> **WRITTEN PROBLEM**
Count every line of these entries that holds the word "climatology", and reply with the number only.

> **RECORDS PROVIDED**

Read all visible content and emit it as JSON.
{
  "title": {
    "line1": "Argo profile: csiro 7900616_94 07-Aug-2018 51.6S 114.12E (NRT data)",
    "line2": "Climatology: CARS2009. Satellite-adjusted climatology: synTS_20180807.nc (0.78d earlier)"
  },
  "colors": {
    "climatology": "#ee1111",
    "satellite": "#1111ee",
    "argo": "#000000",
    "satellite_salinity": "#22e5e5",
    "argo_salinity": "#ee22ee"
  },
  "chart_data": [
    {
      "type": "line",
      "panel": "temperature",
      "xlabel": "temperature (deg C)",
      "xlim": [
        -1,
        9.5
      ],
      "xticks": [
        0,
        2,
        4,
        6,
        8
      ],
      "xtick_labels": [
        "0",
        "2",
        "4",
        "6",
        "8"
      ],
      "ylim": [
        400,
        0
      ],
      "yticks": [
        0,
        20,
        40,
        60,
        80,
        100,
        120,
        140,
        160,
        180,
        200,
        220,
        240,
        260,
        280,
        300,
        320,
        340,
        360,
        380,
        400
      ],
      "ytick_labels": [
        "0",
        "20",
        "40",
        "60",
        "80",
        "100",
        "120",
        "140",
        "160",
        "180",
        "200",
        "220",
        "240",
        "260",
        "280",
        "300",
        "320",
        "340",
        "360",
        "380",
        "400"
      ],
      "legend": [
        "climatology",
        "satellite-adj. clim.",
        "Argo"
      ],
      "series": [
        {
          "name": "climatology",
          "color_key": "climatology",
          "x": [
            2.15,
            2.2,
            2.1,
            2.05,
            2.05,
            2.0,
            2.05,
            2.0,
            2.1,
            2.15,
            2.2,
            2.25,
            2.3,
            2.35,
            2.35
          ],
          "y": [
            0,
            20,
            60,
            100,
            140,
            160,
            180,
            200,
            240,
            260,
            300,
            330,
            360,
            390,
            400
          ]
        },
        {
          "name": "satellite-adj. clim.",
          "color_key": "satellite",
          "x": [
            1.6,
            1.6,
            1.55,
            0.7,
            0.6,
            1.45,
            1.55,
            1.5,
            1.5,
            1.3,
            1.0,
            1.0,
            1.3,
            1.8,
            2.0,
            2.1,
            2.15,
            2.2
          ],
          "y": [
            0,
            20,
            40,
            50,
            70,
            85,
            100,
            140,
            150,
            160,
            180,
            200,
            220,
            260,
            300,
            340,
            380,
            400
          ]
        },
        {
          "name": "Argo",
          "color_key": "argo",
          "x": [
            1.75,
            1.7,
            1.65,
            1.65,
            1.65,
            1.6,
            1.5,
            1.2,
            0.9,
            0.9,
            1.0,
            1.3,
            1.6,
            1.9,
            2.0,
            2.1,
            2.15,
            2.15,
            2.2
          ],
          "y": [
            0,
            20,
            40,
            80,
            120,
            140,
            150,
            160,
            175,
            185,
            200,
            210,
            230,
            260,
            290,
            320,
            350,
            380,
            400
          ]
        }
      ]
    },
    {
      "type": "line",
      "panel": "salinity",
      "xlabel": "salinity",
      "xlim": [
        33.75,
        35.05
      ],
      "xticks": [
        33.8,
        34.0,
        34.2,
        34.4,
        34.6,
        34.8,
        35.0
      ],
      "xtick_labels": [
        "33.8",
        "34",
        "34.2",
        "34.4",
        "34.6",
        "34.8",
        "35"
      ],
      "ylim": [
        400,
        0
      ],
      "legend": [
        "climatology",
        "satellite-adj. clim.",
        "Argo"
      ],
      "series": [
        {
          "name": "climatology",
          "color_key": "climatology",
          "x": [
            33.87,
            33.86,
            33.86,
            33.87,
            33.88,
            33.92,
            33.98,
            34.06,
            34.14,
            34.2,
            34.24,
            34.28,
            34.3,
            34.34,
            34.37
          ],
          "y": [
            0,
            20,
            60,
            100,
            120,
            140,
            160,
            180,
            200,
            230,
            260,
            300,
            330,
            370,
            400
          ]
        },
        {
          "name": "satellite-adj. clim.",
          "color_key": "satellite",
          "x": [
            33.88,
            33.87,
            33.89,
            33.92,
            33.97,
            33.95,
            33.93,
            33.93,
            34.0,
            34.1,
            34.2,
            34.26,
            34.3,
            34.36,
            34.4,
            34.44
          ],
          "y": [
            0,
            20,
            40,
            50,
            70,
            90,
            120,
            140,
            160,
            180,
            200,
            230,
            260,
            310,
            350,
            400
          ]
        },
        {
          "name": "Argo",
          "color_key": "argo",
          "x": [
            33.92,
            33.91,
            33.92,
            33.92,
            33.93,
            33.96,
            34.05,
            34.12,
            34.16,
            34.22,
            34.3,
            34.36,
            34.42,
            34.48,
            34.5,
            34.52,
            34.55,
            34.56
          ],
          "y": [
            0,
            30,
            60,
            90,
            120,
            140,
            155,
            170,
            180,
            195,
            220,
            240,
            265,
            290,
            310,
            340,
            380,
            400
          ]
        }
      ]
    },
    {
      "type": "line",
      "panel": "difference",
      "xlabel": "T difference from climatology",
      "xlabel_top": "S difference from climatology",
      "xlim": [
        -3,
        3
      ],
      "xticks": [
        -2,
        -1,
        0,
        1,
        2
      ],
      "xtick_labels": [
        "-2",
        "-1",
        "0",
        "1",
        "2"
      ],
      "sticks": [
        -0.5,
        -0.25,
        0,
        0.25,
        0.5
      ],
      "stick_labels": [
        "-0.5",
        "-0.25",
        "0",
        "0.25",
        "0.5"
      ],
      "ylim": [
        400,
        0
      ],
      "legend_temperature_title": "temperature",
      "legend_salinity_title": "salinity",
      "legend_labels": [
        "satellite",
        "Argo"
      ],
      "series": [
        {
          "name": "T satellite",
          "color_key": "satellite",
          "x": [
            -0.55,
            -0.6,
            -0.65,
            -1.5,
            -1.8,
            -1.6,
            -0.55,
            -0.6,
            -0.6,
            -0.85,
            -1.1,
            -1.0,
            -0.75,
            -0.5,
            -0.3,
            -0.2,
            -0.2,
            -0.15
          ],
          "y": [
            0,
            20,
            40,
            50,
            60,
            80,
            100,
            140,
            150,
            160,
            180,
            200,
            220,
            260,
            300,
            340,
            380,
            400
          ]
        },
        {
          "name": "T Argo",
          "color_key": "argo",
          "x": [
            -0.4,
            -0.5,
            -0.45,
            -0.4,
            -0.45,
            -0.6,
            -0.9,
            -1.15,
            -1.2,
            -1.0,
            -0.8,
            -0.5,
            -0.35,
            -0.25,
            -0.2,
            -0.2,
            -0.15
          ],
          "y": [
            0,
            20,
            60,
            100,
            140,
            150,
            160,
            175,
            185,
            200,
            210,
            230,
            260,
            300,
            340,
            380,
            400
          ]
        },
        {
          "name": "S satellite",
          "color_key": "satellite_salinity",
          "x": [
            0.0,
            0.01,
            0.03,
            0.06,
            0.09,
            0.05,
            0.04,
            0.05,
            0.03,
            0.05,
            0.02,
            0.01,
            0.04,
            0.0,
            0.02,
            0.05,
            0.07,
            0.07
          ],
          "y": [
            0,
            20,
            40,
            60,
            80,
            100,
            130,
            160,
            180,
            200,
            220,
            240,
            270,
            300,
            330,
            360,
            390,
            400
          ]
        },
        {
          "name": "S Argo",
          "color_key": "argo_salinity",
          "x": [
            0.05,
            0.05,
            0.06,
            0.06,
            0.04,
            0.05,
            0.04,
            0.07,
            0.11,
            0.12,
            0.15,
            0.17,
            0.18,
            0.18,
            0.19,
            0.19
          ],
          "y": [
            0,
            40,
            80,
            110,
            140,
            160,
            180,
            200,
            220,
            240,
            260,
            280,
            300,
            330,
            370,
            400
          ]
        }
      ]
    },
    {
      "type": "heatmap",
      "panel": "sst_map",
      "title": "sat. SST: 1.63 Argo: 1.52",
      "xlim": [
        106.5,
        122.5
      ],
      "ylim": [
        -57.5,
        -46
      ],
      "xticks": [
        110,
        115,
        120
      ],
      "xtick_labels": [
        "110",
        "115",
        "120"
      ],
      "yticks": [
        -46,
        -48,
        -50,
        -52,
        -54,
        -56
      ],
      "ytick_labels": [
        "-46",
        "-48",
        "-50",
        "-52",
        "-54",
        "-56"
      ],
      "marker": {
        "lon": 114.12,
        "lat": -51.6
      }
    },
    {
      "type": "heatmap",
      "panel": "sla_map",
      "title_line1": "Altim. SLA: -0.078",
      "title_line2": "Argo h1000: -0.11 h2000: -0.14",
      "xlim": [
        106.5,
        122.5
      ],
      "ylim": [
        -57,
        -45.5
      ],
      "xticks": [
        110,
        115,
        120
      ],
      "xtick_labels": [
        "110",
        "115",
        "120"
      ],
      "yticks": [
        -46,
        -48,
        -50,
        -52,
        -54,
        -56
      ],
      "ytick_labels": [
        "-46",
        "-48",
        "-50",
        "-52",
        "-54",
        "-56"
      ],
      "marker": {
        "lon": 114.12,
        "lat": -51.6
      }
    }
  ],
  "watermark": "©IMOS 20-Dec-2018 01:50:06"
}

> **EXERCISE OUTPUT**
10